[Items listed in a dataset]
** BEGIN **

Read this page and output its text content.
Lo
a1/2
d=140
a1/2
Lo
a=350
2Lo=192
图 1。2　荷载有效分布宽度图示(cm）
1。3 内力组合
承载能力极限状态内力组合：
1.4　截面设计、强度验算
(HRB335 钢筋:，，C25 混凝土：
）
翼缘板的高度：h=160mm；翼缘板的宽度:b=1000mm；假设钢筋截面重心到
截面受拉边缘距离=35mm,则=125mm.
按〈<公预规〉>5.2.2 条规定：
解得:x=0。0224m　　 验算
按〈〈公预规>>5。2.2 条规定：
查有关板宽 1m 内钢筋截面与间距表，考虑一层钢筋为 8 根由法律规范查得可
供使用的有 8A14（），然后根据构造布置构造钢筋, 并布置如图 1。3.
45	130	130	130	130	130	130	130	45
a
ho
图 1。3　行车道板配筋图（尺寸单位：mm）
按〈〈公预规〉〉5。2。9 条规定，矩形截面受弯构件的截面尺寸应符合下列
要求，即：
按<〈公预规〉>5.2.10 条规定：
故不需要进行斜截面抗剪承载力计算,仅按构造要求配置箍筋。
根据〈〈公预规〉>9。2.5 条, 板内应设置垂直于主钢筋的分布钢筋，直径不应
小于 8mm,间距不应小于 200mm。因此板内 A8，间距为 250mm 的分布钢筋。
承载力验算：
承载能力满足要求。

** END **

[Problem statement] Write out the material from the first line to the last, exactly.

[Result for this exercise]
Read this page and output its text content.
Lo
a1/2
d=140
a1/2
Lo
a=350
2Lo=192
图 1。2　荷载有效分布宽度图示(cm）
1。3 内力组合
承载能力极限状态内力组合：
1.4　截面设计、强度验算
(HRB335 钢筋:，，C25 混凝土：
）
翼缘板的高度：h=160mm；翼缘板的宽度:b=1000mm；假设钢筋截面重心到
截面受拉边缘距离=35mm,则=125mm.
按〈<公预规〉>5.2.2 条规定：
解得:x=0。0224m　　 验算
按〈〈公预规>>5。2.2 条规定：
查有关板宽 1m 内钢筋截面与间距表，考虑一层钢筋为 8 根由法律规范查得可
供使用的有 8A14（），然后根据构造布置构造钢筋, 并布置如图 1。3.
45	130	130	130	130	130	130	130	45
a
ho
图 1。3　行车道板配筋图（尺寸单位：mm）
按〈〈公预规〉〉5。2。9 条规定，矩形截面受弯构件的截面尺寸应符合下列
要求，即：
按<〈公预规〉>5.2.10 条规定：
故不需要进行斜截面抗剪承载力计算,仅按构造要求配置箍筋。
根据〈〈公预规〉>9。2.5 条, 板内应设置垂直于主钢筋的分布钢筋，直径不应
小于 8mm,间距不应小于 200mm。因此板内 A8，间距为 250mm 的分布钢筋。
承载力验算：
承载能力满足要求。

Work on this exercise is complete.